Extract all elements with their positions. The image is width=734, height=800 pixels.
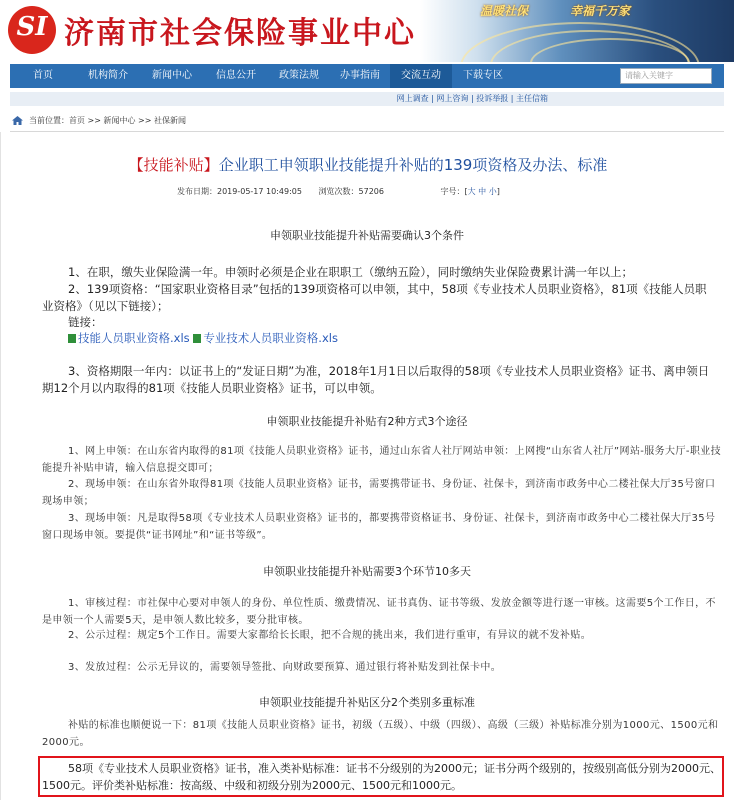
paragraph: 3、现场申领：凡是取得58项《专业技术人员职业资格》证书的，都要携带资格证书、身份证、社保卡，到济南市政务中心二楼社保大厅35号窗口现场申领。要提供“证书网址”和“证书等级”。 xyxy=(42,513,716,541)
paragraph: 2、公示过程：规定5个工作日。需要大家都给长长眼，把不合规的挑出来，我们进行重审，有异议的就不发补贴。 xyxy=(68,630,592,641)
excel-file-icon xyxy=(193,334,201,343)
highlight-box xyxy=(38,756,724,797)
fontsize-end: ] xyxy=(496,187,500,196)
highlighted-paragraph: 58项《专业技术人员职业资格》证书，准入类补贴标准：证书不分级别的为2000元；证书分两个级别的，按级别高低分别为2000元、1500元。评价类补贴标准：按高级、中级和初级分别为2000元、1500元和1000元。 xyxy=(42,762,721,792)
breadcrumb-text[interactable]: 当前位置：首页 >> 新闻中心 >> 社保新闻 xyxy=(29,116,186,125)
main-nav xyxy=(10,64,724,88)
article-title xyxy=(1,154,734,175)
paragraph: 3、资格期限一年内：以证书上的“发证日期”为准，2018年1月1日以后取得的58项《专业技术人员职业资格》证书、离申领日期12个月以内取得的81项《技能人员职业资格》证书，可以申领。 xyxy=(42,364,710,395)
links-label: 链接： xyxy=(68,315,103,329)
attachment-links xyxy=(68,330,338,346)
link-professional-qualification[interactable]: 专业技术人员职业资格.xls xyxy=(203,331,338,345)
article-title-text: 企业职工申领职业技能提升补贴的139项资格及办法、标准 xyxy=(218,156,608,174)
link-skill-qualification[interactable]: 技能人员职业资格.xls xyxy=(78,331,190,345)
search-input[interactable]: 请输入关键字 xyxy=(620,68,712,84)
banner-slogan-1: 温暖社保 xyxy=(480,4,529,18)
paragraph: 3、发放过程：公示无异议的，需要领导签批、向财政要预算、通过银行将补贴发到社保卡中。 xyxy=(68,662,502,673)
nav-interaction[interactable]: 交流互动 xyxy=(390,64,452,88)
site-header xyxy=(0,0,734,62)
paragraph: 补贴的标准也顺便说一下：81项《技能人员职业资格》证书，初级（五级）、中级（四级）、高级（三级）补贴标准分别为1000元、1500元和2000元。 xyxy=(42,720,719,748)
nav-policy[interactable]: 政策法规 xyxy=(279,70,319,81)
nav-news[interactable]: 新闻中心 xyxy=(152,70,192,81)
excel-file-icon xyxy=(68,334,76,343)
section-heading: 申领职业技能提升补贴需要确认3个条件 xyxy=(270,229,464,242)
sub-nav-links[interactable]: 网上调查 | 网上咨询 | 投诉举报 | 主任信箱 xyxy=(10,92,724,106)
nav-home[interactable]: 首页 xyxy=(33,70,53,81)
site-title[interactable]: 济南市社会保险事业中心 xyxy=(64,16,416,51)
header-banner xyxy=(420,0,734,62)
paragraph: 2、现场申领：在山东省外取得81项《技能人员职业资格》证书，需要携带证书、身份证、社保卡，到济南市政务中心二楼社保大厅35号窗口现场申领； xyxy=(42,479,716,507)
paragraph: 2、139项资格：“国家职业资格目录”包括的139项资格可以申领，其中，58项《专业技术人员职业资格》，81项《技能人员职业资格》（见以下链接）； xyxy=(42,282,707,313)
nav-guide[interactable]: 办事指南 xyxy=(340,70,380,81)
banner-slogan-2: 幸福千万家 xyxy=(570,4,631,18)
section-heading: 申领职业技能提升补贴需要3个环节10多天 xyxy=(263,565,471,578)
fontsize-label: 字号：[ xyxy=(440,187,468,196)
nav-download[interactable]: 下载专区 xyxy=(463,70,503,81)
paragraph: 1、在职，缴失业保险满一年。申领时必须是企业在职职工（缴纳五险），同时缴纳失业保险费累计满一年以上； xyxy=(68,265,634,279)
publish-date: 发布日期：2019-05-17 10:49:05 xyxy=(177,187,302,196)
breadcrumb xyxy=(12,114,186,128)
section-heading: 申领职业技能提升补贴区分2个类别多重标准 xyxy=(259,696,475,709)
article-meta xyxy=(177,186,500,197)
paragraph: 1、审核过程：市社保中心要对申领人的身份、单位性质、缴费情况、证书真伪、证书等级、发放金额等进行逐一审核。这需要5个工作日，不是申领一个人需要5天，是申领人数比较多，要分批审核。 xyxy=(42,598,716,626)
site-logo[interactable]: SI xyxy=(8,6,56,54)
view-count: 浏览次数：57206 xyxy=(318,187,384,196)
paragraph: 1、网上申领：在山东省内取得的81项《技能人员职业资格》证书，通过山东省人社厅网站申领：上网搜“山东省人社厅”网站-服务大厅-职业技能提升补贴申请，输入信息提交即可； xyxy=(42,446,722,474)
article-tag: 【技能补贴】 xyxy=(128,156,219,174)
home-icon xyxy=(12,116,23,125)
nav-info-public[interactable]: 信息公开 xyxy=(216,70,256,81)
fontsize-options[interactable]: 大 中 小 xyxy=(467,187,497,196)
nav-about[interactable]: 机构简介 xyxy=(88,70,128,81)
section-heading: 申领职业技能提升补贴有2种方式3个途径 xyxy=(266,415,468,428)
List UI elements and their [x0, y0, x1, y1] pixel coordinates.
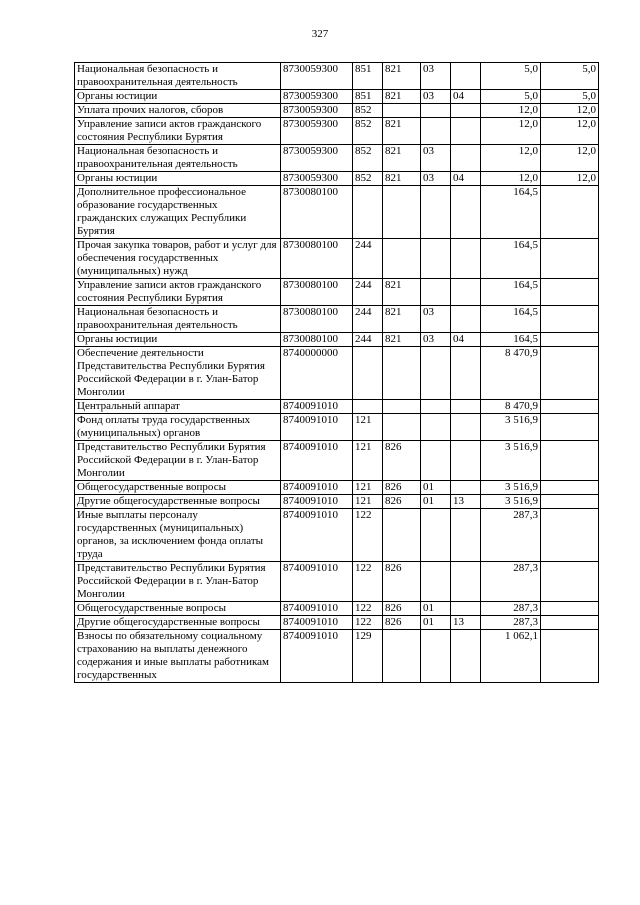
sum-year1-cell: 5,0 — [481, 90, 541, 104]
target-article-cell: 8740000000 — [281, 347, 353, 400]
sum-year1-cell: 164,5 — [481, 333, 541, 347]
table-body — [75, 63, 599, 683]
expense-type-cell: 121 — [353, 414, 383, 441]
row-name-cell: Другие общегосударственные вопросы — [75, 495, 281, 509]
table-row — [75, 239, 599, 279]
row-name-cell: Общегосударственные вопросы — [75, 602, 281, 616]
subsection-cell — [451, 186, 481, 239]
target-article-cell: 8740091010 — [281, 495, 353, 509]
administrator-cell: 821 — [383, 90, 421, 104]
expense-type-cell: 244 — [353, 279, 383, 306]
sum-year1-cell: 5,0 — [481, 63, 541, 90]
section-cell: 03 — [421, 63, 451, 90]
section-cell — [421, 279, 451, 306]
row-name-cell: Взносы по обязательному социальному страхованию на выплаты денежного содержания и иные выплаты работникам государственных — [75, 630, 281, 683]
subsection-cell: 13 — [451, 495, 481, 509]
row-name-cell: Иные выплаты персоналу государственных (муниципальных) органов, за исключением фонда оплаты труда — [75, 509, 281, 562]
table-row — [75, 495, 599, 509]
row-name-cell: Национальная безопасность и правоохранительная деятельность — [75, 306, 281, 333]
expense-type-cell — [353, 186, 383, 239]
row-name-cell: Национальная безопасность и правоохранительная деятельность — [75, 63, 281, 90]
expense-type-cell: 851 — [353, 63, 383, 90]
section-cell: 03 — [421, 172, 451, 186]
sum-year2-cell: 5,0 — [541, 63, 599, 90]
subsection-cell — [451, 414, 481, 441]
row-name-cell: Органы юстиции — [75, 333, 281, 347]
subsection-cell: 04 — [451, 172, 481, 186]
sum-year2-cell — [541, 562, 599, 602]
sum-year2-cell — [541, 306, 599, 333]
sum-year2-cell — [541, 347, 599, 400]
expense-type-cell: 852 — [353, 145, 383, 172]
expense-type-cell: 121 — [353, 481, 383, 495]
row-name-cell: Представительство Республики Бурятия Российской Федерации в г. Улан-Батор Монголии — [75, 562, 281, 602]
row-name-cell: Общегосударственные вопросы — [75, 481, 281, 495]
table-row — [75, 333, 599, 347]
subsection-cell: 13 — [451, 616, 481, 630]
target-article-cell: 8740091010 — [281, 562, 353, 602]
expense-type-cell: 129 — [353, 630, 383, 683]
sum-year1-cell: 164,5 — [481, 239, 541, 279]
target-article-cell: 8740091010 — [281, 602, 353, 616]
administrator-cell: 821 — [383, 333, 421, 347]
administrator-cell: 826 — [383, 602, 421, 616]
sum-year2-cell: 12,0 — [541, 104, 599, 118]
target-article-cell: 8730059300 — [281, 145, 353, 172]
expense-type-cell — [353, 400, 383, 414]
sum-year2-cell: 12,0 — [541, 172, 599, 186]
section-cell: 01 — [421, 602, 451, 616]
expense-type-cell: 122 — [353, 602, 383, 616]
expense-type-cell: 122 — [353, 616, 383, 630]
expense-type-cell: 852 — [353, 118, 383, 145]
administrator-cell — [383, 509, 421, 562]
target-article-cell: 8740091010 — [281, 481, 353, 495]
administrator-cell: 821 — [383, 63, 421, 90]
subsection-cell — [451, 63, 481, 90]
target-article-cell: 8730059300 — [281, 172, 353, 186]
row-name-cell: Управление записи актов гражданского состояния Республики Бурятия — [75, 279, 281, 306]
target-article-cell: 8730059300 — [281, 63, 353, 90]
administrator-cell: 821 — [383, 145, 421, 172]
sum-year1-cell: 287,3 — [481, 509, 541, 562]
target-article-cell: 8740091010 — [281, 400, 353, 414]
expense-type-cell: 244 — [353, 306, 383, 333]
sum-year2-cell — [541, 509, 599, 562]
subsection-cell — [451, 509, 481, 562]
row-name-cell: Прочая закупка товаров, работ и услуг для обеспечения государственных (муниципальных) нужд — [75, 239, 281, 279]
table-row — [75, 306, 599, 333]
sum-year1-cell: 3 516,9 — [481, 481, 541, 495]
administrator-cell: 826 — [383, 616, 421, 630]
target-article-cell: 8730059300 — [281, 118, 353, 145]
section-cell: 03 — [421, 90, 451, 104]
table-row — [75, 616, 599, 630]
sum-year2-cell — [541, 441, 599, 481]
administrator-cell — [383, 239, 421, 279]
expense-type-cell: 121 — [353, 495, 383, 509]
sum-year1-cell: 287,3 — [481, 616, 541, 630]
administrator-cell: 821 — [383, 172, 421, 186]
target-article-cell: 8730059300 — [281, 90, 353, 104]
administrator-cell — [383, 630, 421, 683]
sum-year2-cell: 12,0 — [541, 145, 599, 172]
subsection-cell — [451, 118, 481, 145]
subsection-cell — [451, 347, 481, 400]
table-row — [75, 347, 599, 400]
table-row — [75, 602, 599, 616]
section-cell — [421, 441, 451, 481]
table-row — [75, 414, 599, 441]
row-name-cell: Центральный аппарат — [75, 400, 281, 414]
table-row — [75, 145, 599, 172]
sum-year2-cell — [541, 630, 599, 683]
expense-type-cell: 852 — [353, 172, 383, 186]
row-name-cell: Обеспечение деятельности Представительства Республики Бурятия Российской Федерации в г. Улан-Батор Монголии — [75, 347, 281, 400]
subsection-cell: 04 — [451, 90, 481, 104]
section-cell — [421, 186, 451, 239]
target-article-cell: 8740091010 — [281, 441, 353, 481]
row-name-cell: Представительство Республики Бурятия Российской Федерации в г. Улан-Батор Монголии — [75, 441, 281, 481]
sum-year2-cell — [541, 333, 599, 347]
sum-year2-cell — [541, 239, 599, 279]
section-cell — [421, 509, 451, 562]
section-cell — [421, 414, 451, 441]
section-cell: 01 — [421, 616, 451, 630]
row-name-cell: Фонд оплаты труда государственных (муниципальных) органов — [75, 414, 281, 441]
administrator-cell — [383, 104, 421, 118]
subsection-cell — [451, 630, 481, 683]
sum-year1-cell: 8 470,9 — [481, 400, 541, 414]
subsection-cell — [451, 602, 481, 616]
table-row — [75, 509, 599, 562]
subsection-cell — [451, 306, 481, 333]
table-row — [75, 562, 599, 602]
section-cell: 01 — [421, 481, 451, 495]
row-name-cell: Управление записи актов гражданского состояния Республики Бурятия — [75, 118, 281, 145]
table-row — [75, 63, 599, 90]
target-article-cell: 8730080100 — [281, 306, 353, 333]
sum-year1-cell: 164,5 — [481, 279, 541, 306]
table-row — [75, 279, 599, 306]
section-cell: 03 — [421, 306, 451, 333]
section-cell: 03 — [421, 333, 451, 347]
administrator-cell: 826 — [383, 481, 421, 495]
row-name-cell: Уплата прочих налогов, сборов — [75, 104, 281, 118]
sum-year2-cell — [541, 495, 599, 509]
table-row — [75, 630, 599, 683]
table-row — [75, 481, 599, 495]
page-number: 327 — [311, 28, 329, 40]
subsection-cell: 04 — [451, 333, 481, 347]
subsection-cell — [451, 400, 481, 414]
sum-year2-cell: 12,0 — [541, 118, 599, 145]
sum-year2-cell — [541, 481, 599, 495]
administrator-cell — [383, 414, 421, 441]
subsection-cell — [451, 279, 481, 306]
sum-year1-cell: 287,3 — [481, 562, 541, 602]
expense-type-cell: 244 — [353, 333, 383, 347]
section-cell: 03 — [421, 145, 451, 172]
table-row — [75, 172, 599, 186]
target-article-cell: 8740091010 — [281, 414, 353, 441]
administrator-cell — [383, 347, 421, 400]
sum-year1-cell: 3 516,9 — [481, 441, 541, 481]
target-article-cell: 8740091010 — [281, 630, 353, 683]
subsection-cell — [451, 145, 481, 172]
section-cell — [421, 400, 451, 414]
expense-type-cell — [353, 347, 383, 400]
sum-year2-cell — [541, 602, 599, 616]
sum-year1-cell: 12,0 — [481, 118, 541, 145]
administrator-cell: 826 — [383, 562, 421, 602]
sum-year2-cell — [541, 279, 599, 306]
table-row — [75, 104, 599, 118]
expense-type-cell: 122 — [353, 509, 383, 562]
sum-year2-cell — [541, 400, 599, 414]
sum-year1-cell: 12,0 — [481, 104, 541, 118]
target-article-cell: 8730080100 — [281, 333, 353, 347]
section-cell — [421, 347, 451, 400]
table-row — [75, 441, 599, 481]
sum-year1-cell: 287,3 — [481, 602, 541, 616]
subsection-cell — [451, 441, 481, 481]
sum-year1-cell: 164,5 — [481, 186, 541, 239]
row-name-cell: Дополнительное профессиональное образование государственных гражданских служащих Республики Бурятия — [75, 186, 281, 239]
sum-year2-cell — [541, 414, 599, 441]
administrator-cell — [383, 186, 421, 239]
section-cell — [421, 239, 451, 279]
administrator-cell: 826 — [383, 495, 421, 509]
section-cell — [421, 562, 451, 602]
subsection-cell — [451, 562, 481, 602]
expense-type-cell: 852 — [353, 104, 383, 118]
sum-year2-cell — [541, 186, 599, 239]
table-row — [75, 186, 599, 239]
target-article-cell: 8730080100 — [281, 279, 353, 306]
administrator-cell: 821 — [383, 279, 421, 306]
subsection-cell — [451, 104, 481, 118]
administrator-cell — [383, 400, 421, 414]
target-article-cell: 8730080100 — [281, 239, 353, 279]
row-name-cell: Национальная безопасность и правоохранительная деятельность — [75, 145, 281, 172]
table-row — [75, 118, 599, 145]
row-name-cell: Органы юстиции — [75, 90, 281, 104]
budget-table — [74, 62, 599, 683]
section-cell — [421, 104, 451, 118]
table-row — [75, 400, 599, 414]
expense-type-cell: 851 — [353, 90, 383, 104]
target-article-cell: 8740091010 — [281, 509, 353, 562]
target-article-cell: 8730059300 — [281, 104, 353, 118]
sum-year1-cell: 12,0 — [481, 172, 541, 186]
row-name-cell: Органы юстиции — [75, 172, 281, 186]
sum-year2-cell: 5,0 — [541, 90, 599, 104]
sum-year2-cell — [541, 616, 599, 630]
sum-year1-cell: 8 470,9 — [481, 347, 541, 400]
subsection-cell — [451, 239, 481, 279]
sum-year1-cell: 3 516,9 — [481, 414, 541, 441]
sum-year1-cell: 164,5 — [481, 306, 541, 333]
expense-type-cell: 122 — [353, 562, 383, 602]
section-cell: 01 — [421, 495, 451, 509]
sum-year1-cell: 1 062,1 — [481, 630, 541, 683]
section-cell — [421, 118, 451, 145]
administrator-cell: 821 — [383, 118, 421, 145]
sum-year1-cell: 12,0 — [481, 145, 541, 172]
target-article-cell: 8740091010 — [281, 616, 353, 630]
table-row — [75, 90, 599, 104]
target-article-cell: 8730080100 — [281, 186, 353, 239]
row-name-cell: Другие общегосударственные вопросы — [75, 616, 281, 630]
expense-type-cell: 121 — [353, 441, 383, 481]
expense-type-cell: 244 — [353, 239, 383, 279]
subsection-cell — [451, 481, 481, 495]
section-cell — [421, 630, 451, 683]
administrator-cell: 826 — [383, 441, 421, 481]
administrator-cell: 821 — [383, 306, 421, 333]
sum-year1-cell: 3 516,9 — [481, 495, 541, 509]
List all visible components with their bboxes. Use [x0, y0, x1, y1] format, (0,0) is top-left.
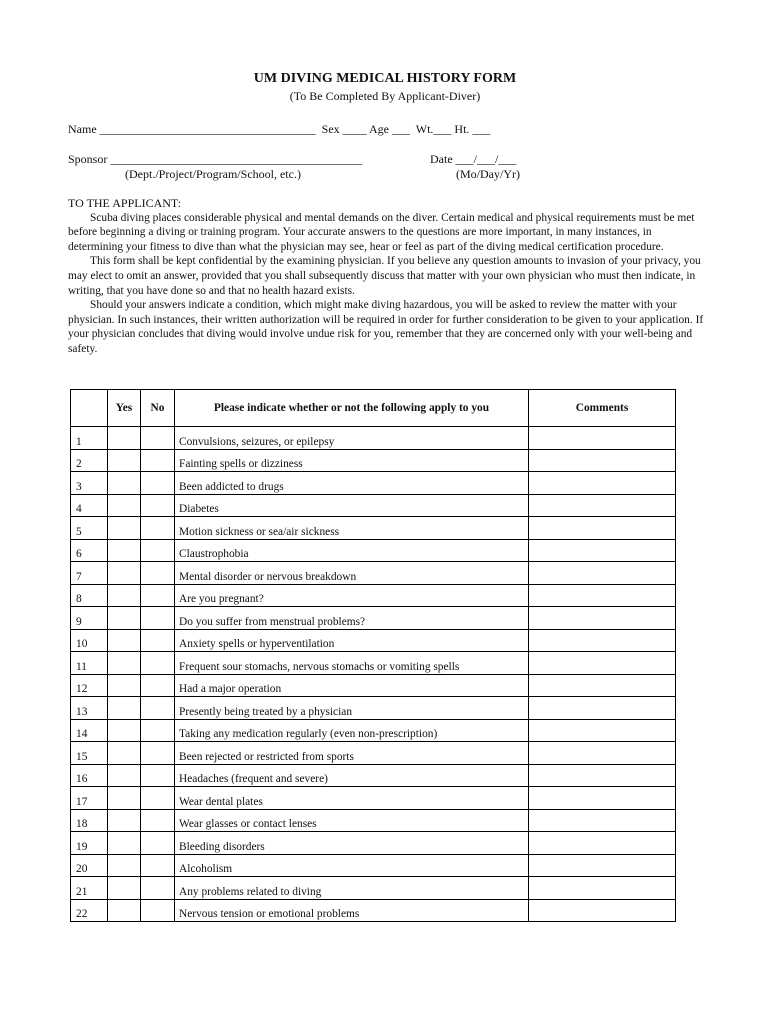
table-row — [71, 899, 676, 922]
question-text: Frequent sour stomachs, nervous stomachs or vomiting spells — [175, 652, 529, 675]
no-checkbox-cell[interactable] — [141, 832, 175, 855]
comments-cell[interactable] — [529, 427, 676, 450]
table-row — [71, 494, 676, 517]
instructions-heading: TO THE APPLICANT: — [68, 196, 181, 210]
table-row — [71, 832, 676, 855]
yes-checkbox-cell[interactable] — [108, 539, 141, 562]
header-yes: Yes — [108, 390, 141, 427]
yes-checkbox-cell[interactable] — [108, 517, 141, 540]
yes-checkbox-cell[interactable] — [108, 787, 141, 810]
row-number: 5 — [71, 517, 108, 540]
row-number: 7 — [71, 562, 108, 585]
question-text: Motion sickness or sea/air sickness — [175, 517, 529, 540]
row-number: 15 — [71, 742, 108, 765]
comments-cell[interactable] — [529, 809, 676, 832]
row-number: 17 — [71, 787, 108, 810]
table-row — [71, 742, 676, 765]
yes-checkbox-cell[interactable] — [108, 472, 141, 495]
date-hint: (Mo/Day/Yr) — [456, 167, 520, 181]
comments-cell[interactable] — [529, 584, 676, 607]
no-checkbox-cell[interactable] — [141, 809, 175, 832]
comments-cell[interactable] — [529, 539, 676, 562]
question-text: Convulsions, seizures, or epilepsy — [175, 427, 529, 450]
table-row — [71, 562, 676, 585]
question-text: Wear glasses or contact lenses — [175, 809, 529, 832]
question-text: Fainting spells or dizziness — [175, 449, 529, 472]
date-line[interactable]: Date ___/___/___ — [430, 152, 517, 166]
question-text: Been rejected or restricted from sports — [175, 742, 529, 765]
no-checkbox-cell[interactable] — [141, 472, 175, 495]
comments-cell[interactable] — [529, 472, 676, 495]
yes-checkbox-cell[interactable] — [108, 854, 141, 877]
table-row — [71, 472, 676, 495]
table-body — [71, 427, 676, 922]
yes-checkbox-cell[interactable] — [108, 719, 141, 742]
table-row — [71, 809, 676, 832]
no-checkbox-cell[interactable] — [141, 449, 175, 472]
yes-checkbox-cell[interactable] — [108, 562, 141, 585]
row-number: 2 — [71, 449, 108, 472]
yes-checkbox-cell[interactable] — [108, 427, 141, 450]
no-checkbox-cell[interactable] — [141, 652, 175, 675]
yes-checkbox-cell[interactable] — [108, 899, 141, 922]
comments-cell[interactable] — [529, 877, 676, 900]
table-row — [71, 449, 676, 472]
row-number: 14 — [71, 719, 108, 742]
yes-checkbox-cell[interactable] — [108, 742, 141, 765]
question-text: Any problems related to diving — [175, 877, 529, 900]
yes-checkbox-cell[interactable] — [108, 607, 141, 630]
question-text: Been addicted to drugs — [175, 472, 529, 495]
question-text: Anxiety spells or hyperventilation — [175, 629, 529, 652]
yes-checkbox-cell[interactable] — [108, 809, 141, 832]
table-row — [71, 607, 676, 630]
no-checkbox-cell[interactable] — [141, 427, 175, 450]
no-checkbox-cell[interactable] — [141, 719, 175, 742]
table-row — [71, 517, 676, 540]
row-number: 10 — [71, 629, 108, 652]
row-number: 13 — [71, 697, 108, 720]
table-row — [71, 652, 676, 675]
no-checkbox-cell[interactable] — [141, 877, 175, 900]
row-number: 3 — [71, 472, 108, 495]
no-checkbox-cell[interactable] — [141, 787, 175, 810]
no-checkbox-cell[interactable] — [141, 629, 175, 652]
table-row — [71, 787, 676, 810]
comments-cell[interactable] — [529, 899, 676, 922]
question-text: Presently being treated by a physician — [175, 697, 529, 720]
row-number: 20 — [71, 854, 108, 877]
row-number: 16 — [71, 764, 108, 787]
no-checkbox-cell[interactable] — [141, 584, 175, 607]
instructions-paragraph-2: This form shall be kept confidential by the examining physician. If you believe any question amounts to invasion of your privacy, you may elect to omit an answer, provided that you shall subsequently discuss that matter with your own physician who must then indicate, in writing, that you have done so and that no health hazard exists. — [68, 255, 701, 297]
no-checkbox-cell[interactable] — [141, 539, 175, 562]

- **Problem details**
How many lines in the listing above contain the string "现场申领"? Case counts; reply with the number only.

- **Complete answer**
2